Verbatim output of all the material below is required.

===

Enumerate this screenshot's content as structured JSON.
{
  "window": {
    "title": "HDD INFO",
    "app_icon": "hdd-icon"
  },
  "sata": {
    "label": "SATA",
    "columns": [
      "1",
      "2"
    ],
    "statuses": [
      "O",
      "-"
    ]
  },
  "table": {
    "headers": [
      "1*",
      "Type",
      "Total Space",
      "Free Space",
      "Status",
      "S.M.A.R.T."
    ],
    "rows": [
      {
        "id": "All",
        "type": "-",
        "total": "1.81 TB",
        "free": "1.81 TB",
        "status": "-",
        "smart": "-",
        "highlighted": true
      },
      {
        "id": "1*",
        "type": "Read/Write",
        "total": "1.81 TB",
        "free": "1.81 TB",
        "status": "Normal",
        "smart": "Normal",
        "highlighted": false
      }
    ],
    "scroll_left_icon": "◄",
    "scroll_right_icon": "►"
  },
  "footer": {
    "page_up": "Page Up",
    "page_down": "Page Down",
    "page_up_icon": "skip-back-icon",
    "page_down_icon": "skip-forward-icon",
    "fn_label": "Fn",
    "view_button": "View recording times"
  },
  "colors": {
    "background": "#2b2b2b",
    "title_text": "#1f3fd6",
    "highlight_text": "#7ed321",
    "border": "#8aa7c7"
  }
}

===

§ WRITTEN RESPONSE
Enumerate this screenshot's content as structured JSON.
{
  "window": {
    "title": "HDD INFO",
    "app_icon": "hdd-icon"
  },
  "sata": {
    "label": "SATA",
    "columns": [
      "1",
      "2"
    ],
    "statuses": [
      "O",
      "-"
    ]
  },
  "table": {
    "headers": [
      "1*",
      "Type",
      "Total Space",
      "Free Space",
      "Status",
      "S.M.A.R.T."
    ],
    "rows": [
      {
        "id": "All",
        "type": "-",
        "total": "1.81 TB",
        "free": "1.81 TB",
        "status": "-",
        "smart": "-",
        "highlighted": true
      },
      {
        "id": "1*",
        "type": "Read/Write",
        "total": "1.81 TB",
        "free": "1.81 TB",
        "status": "Normal",
        "smart": "Normal",
        "highlighted": false
      }
    ],
    "scroll_left_icon": "◄",
    "scroll_right_icon": "►"
  },
  "footer": {
    "page_up": "Page Up",
    "page_down": "Page Down",
    "page_up_icon": "skip-back-icon",
    "page_down_icon": "skip-forward-icon",
    "fn_label": "Fn",
    "view_button": "View recording times"
  },
  "colors": {
    "background": "#2b2b2b",
    "title_text": "#1f3fd6",
    "highlight_text": "#7ed321",
    "border": "#8aa7c7"
  }
}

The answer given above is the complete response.